### What to work on:
Write out the records again, exactly, leaving none out.

(Rows from a figure dataset)
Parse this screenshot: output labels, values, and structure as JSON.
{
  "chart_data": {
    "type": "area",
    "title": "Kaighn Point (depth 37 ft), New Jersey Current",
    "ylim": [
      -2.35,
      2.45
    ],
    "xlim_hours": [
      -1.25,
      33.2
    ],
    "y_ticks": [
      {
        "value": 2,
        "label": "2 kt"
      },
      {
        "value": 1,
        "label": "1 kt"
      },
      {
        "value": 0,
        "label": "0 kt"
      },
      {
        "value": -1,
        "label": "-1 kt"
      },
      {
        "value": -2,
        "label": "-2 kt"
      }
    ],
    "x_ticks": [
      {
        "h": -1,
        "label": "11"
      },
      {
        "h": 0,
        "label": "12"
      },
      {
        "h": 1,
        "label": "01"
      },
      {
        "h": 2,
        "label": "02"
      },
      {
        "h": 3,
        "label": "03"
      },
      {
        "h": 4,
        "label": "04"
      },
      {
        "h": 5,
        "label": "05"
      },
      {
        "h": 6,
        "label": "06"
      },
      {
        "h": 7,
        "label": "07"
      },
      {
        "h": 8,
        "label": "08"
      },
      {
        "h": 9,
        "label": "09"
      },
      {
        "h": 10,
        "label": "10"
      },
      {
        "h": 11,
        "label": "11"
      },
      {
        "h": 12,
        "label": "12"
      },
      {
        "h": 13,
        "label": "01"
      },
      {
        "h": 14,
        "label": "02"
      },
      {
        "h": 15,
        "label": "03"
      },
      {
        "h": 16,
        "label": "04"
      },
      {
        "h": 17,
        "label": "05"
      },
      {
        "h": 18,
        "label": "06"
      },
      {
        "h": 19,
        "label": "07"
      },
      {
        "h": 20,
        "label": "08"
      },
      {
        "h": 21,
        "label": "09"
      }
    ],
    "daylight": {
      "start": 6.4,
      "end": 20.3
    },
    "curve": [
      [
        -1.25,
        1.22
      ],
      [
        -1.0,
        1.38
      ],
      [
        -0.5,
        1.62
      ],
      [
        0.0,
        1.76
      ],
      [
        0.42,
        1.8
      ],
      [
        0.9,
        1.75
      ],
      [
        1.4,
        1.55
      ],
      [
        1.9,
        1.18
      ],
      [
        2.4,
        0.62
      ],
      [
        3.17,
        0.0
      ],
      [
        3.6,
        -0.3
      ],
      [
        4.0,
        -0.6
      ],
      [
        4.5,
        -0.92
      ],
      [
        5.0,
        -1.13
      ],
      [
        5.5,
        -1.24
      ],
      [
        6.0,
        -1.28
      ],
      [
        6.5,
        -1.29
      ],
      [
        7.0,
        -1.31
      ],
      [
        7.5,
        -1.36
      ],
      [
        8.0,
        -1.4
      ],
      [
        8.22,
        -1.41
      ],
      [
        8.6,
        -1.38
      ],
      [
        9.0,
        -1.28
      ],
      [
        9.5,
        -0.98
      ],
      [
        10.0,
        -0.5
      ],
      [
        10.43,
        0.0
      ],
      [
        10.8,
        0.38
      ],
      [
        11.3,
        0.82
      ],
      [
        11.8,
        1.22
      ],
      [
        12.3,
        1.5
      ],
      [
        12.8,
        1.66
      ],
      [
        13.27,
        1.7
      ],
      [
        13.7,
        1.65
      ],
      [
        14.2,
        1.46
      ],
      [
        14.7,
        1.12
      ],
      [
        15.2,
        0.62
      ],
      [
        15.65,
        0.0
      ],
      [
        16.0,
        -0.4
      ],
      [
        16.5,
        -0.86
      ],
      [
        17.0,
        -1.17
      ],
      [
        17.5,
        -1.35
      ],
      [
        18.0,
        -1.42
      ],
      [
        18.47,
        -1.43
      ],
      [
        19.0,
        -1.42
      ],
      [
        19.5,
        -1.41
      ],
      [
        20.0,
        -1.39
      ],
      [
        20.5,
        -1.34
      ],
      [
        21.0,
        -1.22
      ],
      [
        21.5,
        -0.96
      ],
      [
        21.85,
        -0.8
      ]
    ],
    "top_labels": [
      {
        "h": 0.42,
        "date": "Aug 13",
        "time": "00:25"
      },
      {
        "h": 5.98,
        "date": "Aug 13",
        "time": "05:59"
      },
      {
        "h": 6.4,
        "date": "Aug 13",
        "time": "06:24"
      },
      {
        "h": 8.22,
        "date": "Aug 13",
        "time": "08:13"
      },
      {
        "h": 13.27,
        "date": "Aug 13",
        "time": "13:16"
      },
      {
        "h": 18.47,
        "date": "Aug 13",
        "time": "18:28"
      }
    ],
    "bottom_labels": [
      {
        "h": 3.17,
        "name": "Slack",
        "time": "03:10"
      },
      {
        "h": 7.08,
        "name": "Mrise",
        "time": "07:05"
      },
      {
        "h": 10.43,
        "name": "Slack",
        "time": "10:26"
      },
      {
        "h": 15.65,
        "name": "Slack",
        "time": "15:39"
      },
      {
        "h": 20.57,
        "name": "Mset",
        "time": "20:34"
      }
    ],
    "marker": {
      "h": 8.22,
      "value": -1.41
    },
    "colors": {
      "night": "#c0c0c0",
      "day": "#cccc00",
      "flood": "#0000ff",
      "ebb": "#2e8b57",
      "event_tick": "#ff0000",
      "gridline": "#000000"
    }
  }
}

### Response to the task:
Parse this screenshot: output labels, values, and structure as JSON.
{
  "chart_data": {
    "type": "area",
    "title": "Kaighn Point (depth 37 ft), New Jersey Current",
    "ylim": [
      -2.35,
      2.45
    ],
    "xlim_hours": [
      -1.25,
      33.2
    ],
    "y_ticks": [
      {
        "value": 2,
        "label": "2 kt"
      },
      {
        "value": 1,
        "label": "1 kt"
      },
      {
        "value": 0,
        "label": "0 kt"
      },
      {
        "value": -1,
        "label": "-1 kt"
      },
      {
        "value": -2,
        "label": "-2 kt"
      }
    ],
    "x_ticks": [
      {
        "h": -1,
        "label": "11"
      },
      {
        "h": 0,
        "label": "12"
      },
      {
        "h": 1,
        "label": "01"
      },
      {
        "h": 2,
        "label": "02"
      },
      {
        "h": 3,
        "label": "03"
      },
      {
        "h": 4,
        "label": "04"
      },
      {
        "h": 5,
        "label": "05"
      },
      {
        "h": 6,
        "label": "06"
      },
      {
        "h": 7,
        "label": "07"
      },
      {
        "h": 8,
        "label": "08"
      },
      {
        "h": 9,
        "label": "09"
      },
      {
        "h": 10,
        "label": "10"
      },
      {
        "h": 11,
        "label": "11"
      },
      {
        "h": 12,
        "label": "12"
      },
      {
        "h": 13,
        "label": "01"
      },
      {
        "h": 14,
        "label": "02"
      },
      {
        "h": 15,
        "label": "03"
      },
      {
        "h": 16,
        "label": "04"
      },
      {
        "h": 17,
        "label": "05"
      },
      {
        "h": 18,
        "label": "06"
      },
      {
        "h": 19,
        "label": "07"
      },
      {
        "h": 20,
        "label": "08"
      },
      {
        "h": 21,
        "label": "09"
      }
    ],
    "daylight": {
      "start": 6.4,
      "end": 20.3
    },
    "curve": [
      [
        -1.25,
        1.22
      ],
      [
        -1.0,
        1.38
      ],
      [
        -0.5,
        1.62
      ],
      [
        0.0,
        1.76
      ],
      [
        0.42,
        1.8
      ],
      [
        0.9,
        1.75
      ],
      [
        1.4,
        1.55
      ],
      [
        1.9,
        1.18
      ],
      [
        2.4,
        0.62
      ],
      [
        3.17,
        0.0
      ],
      [
        3.6,
        -0.3
      ],
      [
        4.0,
        -0.6
      ],
      [
        4.5,
        -0.92
      ],
      [
        5.0,
        -1.13
      ],
      [
        5.5,
        -1.24
      ],
      [
        6.0,
        -1.28
      ],
      [
        6.5,
        -1.29
      ],
      [
        7.0,
        -1.31
      ],
      [
        7.5,
        -1.36
      ],
      [
        8.0,
        -1.4
      ],
      [
        8.22,
        -1.41
      ],
      [
        8.6,
        -1.38
      ],
      [
        9.0,
        -1.28
      ],
      [
        9.5,
        -0.98
      ],
      [
        10.0,
        -0.5
      ],
      [
        10.43,
        0.0
      ],
      [
        10.8,
        0.38
      ],
      [
        11.3,
        0.82
      ],
      [
        11.8,
        1.22
      ],
      [
        12.3,
        1.5
      ],
      [
        12.8,
        1.66
      ],
      [
        13.27,
        1.7
      ],
      [
        13.7,
        1.65
      ],
      [
        14.2,
        1.46
      ],
      [
        14.7,
        1.12
      ],
      [
        15.2,
        0.62
      ],
      [
        15.65,
        0.0
      ],
      [
        16.0,
        -0.4
      ],
      [
        16.5,
        -0.86
      ],
      [
        17.0,
        -1.17
      ],
      [
        17.5,
        -1.35
      ],
      [
        18.0,
        -1.42
      ],
      [
        18.47,
        -1.43
      ],
      [
        19.0,
        -1.42
      ],
      [
        19.5,
        -1.41
      ],
      [
        20.0,
        -1.39
      ],
      [
        20.5,
        -1.34
      ],
      [
        21.0,
        -1.22
      ],
      [
        21.5,
        -0.96
      ],
      [
        21.85,
        -0.8
      ]
    ],
    "top_labels": [
      {
        "h": 0.42,
        "date": "Aug 13",
        "time": "00:25"
      },
      {
        "h": 5.98,
        "date": "Aug 13",
        "time": "05:59"
      },
      {
        "h": 6.4,
        "date": "Aug 13",
        "time": "06:24"
      },
      {
        "h": 8.22,
        "date": "Aug 13",
        "time": "08:13"
      },
      {
        "h": 13.27,
        "date": "Aug 13",
        "time": "13:16"
      },
      {
        "h": 18.47,
        "date": "Aug 13",
        "time": "18:28"
      }
    ],
    "bottom_labels": [
      {
        "h": 3.17,
        "name": "Slack",
        "time": "03:10"
      },
      {
        "h": 7.08,
        "name": "Mrise",
        "time": "07:05"
      },
      {
        "h": 10.43,
        "name": "Slack",
        "time": "10:26"
      },
      {
        "h": 15.65,
        "name": "Slack",
        "time": "15:39"
      },
      {
        "h": 20.57,
        "name": "Mset",
        "time": "20:34"
      }
    ],
    "marker": {
      "h": 8.22,
      "value": -1.41
    },
    "colors": {
      "night": "#c0c0c0",
      "day": "#cccc00",
      "flood": "#0000ff",
      "ebb": "#2e8b57",
      "event_tick": "#ff0000",
      "gridline": "#000000"
    }
  }
}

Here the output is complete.